** BEGIN **

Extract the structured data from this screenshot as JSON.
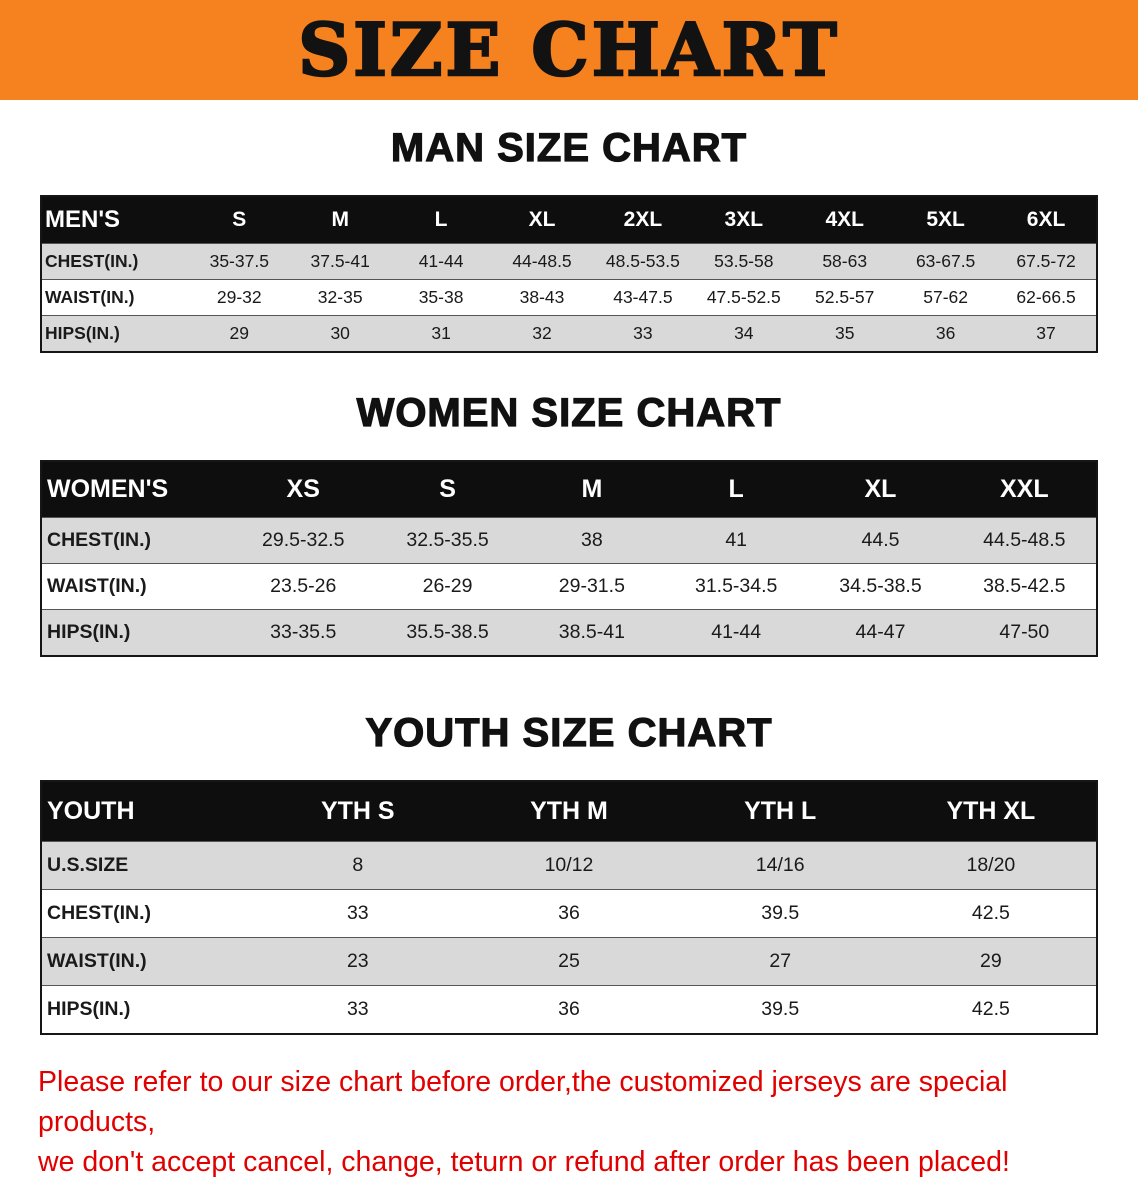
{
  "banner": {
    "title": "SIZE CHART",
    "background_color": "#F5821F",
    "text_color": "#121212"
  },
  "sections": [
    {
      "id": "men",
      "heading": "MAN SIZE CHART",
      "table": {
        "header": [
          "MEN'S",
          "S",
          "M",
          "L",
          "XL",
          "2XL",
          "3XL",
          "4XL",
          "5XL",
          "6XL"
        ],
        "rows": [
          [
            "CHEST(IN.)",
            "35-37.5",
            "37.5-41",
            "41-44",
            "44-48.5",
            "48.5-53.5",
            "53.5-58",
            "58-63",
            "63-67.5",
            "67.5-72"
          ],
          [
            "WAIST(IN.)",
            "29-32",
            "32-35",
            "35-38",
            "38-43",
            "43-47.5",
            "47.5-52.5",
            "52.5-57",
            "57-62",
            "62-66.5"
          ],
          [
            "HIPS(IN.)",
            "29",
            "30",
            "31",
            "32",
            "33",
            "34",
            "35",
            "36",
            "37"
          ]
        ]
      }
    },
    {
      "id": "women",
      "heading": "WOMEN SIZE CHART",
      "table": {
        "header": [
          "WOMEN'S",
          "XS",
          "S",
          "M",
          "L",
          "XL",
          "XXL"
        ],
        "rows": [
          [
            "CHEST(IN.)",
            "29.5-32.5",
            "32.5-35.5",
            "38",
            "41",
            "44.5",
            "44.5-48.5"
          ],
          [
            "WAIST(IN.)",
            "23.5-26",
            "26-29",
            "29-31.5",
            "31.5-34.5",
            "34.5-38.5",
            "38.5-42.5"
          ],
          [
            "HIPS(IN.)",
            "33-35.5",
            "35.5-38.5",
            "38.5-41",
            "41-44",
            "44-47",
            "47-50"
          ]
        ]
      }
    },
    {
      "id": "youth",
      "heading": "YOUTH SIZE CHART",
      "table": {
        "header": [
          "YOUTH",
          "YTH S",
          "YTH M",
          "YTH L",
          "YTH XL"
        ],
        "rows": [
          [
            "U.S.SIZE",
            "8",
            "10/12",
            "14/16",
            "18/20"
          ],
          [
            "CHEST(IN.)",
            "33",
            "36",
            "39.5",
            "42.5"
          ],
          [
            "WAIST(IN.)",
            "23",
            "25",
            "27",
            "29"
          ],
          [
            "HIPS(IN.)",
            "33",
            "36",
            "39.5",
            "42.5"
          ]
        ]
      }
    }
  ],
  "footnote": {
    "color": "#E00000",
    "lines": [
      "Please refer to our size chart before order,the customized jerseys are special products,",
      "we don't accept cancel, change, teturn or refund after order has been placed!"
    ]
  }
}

** END **

Problem statement:
Copy each line above precisely, dropping the pictures.

Correct result:
Extract the structured data from this screenshot as JSON.
{
  "banner": {
    "title": "SIZE CHART",
    "background_color": "#F5821F",
    "text_color": "#121212"
  },
  "sections": [
    {
      "id": "men",
      "heading": "MAN SIZE CHART",
      "table": {
        "header": [
          "MEN'S",
          "S",
          "M",
          "L",
          "XL",
          "2XL",
          "3XL",
          "4XL",
          "5XL",
          "6XL"
        ],
        "rows": [
          [
            "CHEST(IN.)",
            "35-37.5",
            "37.5-41",
            "41-44",
            "44-48.5",
            "48.5-53.5",
            "53.5-58",
            "58-63",
            "63-67.5",
            "67.5-72"
          ],
          [
            "WAIST(IN.)",
            "29-32",
            "32-35",
            "35-38",
            "38-43",
            "43-47.5",
            "47.5-52.5",
            "52.5-57",
            "57-62",
            "62-66.5"
          ],
          [
            "HIPS(IN.)",
            "29",
            "30",
            "31",
            "32",
            "33",
            "34",
            "35",
            "36",
            "37"
          ]
        ]
      }
    },
    {
      "id": "women",
      "heading": "WOMEN SIZE CHART",
      "table": {
        "header": [
          "WOMEN'S",
          "XS",
          "S",
          "M",
          "L",
          "XL",
          "XXL"
        ],
        "rows": [
          [
            "CHEST(IN.)",
            "29.5-32.5",
            "32.5-35.5",
            "38",
            "41",
            "44.5",
            "44.5-48.5"
          ],
          [
            "WAIST(IN.)",
            "23.5-26",
            "26-29",
            "29-31.5",
            "31.5-34.5",
            "34.5-38.5",
            "38.5-42.5"
          ],
          [
            "HIPS(IN.)",
            "33-35.5",
            "35.5-38.5",
            "38.5-41",
            "41-44",
            "44-47",
            "47-50"
          ]
        ]
      }
    },
    {
      "id": "youth",
      "heading": "YOUTH SIZE CHART",
      "table": {
        "header": [
          "YOUTH",
          "YTH S",
          "YTH M",
          "YTH L",
          "YTH XL"
        ],
        "rows": [
          [
            "U.S.SIZE",
            "8",
            "10/12",
            "14/16",
            "18/20"
          ],
          [
            "CHEST(IN.)",
            "33",
            "36",
            "39.5",
            "42.5"
          ],
          [
            "WAIST(IN.)",
            "23",
            "25",
            "27",
            "29"
          ],
          [
            "HIPS(IN.)",
            "33",
            "36",
            "39.5",
            "42.5"
          ]
        ]
      }
    }
  ],
  "footnote": {
    "color": "#E00000",
    "lines": [
      "Please refer to our size chart before order,the customized jerseys are special products,",
      "we don't accept cancel, change, teturn or refund after order has been placed!"
    ]
  }
}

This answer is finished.